Information given:
╭──
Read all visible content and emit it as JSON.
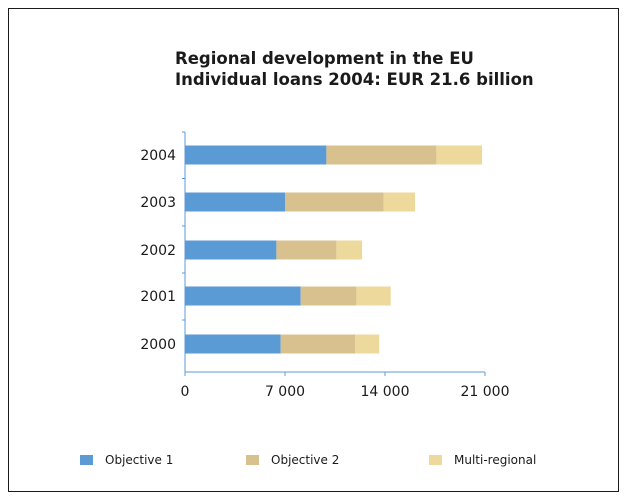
{
  "chart_data": {
    "type": "bar",
    "orientation": "horizontal",
    "stacked": true,
    "title": "Regional development in the EU",
    "subtitle": "Individual loans 2004: EUR 21.6 billion",
    "categories": [
      "2004",
      "2003",
      "2002",
      "2001",
      "2000"
    ],
    "series": [
      {
        "name": "Objective 1",
        "color": "#5b9bd5",
        "values": [
          9900,
          7000,
          6400,
          8100,
          6700
        ]
      },
      {
        "name": "Objective 2",
        "color": "#d9c08f",
        "values": [
          7700,
          6900,
          4200,
          3900,
          5200
        ]
      },
      {
        "name": "Multi-regional",
        "color": "#ecd99b",
        "values": [
          3200,
          2200,
          1800,
          2400,
          1700
        ]
      }
    ],
    "xlim": [
      0,
      21000
    ],
    "xticks": [
      0,
      7000,
      14000,
      21000
    ],
    "xtick_labels": [
      "0",
      "7 000",
      "14 000",
      "21 000"
    ],
    "xlabel": "",
    "ylabel": "",
    "grid": false,
    "legend_position": "bottom"
  }
}
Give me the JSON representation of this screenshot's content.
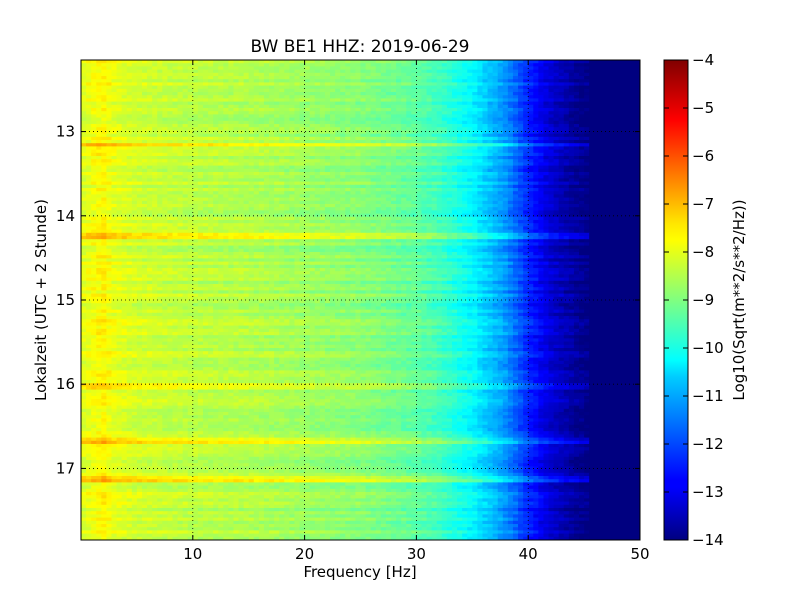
{
  "chart_data": {
    "type": "heatmap",
    "title": "BW BE1 HHZ: 2019-06-29",
    "xlabel": "Frequency [Hz]",
    "ylabel": "Lokalzeit (UTC + 2 Stunde)",
    "colorbar_label": "Log10(Sqrt(m**2/s**2/Hz))",
    "colormap": "jet",
    "xlim": [
      0,
      50
    ],
    "ylim": [
      12.15,
      17.85
    ],
    "y_inverted": true,
    "clim": [
      -14,
      -4
    ],
    "grid": "dotted",
    "x_ticks": [
      10,
      20,
      30,
      40,
      50
    ],
    "x_tick_labels": [
      "10",
      "20",
      "30",
      "40",
      "50"
    ],
    "y_ticks": [
      13,
      14,
      15,
      16,
      17
    ],
    "y_tick_labels": [
      "13",
      "14",
      "15",
      "16",
      "17"
    ],
    "colorbar_ticks": [
      -4,
      -5,
      -6,
      -7,
      -8,
      -9,
      -10,
      -11,
      -12,
      -13,
      -14
    ],
    "colorbar_tick_labels": [
      "−4",
      "−5",
      "−6",
      "−7",
      "−8",
      "−9",
      "−10",
      "−11",
      "−12",
      "−13",
      "−14"
    ],
    "spectrum_profile": {
      "frequency_hz": [
        0,
        1,
        2,
        3,
        5,
        10,
        15,
        20,
        25,
        30,
        32,
        35,
        38,
        40,
        42,
        44,
        45,
        46,
        50
      ],
      "log10_amplitude": [
        -8.1,
        -7.9,
        -7.7,
        -8.0,
        -8.2,
        -8.4,
        -8.5,
        -8.7,
        -8.9,
        -9.3,
        -9.6,
        -10.3,
        -11.3,
        -12.4,
        -13.2,
        -13.7,
        -13.9,
        -14,
        -14
      ]
    },
    "bright_band_times": [
      13.15,
      14.25,
      16.02,
      16.68,
      17.12
    ]
  }
}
╰──
Directions: Return every line of the records exactly as given, pictures excluded.

Exercise response:
Read all visible content and emit it as JSON.
{
  "chart_data": {
    "type": "bar",
    "orientation": "horizontal",
    "stacked": true,
    "title": "Regional development in the EU",
    "subtitle": "Individual loans 2004: EUR 21.6 billion",
    "categories": [
      "2004",
      "2003",
      "2002",
      "2001",
      "2000"
    ],
    "series": [
      {
        "name": "Objective 1",
        "color": "#5b9bd5",
        "values": [
          9900,
          7000,
          6400,
          8100,
          6700
        ]
      },
      {
        "name": "Objective 2",
        "color": "#d9c08f",
        "values": [
          7700,
          6900,
          4200,
          3900,
          5200
        ]
      },
      {
        "name": "Multi-regional",
        "color": "#ecd99b",
        "values": [
          3200,
          2200,
          1800,
          2400,
          1700
        ]
      }
    ],
    "xlim": [
      0,
      21000
    ],
    "xticks": [
      0,
      7000,
      14000,
      21000
    ],
    "xtick_labels": [
      "0",
      "7 000",
      "14 000",
      "21 000"
    ],
    "xlabel": "",
    "ylabel": "",
    "grid": false,
    "legend_position": "bottom"
  }
}
Give me the JSON representation of this screenshot's content.
{
  "chart_data": {
    "type": "heatmap",
    "title": "BW BE1 HHZ: 2019-06-29",
    "xlabel": "Frequency [Hz]",
    "ylabel": "Lokalzeit (UTC + 2 Stunde)",
    "colorbar_label": "Log10(Sqrt(m**2/s**2/Hz))",
    "colormap": "jet",
    "xlim": [
      0,
      50
    ],
    "ylim": [
      12.15,
      17.85
    ],
    "y_inverted": true,
    "clim": [
      -14,
      -4
    ],
    "grid": "dotted",
    "x_ticks": [
      10,
      20,
      30,
      40,
      50
    ],
    "x_tick_labels": [
      "10",
      "20",
      "30",
      "40",
      "50"
    ],
    "y_ticks": [
      13,
      14,
      15,
      16,
      17
    ],
    "y_tick_labels": [
      "13",
      "14",
      "15",
      "16",
      "17"
    ],
    "colorbar_ticks": [
      -4,
      -5,
      -6,
      -7,
      -8,
      -9,
      -10,
      -11,
      -12,
      -13,
      -14
    ],
    "colorbar_tick_labels": [
      "−4",
      "−5",
      "−6",
      "−7",
      "−8",
      "−9",
      "−10",
      "−11",
      "−12",
      "−13",
      "−14"
    ],
    "spectrum_profile": {
      "frequency_hz": [
        0,
        1,
        2,
        3,
        5,
        10,
        15,
        20,
        25,
        30,
        32,
        35,
        38,
        40,
        42,
        44,
        45,
        46,
        50
      ],
      "log10_amplitude": [
        -8.1,
        -7.9,
        -7.7,
        -8.0,
        -8.2,
        -8.4,
        -8.5,
        -8.7,
        -8.9,
        -9.3,
        -9.6,
        -10.3,
        -11.3,
        -12.4,
        -13.2,
        -13.7,
        -13.9,
        -14,
        -14
      ]
    },
    "bright_band_times": [
      13.15,
      14.25,
      16.02,
      16.68,
      17.12
    ]
  }
}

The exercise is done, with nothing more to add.